## SHORT EXERCISE
Extract every line in the entries below that contains the word "plancher".

## EXTRACTED MATERIAL

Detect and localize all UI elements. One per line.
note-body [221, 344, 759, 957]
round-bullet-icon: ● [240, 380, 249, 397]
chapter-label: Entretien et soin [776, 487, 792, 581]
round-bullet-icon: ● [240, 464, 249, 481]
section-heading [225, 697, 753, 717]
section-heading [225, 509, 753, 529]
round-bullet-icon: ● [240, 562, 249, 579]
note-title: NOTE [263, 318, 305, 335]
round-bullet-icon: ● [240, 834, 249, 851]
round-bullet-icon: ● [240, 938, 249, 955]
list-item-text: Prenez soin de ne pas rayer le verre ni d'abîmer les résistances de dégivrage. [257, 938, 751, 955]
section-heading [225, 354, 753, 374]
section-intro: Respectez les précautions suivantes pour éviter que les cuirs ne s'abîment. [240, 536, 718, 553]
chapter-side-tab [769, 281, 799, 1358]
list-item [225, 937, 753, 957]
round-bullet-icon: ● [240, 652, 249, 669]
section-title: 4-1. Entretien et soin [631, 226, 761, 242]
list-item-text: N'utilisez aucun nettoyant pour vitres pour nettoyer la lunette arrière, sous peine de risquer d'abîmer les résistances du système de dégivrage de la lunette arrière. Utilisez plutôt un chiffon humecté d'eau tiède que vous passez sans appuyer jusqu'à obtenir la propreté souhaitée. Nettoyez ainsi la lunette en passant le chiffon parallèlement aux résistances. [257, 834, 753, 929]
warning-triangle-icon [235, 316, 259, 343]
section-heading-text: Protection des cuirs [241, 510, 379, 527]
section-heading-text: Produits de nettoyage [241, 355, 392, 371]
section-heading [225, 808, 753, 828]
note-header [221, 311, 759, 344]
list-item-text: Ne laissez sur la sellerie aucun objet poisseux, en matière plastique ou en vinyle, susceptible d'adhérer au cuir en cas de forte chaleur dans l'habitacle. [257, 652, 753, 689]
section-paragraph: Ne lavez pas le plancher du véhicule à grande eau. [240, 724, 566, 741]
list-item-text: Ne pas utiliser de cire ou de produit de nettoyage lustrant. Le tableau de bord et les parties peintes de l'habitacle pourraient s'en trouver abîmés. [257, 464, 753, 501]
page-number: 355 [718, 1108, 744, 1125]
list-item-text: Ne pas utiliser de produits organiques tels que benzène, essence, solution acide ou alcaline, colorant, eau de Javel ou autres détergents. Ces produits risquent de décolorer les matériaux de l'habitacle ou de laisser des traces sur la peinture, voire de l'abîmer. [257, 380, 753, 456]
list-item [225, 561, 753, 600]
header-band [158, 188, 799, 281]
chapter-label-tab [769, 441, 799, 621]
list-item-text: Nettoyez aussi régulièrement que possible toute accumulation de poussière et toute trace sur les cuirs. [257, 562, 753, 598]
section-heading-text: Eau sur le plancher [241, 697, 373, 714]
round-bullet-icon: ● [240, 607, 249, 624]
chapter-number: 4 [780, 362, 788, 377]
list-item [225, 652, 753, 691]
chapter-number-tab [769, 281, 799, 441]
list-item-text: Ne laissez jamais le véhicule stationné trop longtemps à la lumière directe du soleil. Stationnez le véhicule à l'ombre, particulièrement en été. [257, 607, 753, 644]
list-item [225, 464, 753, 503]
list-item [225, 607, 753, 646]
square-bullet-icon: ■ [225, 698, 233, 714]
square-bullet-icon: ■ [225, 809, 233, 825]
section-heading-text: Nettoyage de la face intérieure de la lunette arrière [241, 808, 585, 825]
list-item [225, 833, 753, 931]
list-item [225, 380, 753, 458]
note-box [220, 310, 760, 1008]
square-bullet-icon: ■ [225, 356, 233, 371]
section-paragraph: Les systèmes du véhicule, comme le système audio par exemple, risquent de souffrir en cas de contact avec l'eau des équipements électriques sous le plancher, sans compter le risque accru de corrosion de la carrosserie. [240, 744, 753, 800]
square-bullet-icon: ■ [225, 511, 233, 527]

## ANSWER FOR THIS EXERCISE
section-paragraph: Ne lavez pas le plancher du véhicule à grande eau. [240, 724, 566, 741]
section-heading-text: Eau sur le plancher [241, 697, 373, 714]
section-paragraph: Les systèmes du véhicule, comme le système audio par exemple, risquent de souffrir en cas de contact avec l'eau des équipements électriques sous le plancher, sans compter le risque accru de corrosion de la carrosserie. [240, 744, 753, 800]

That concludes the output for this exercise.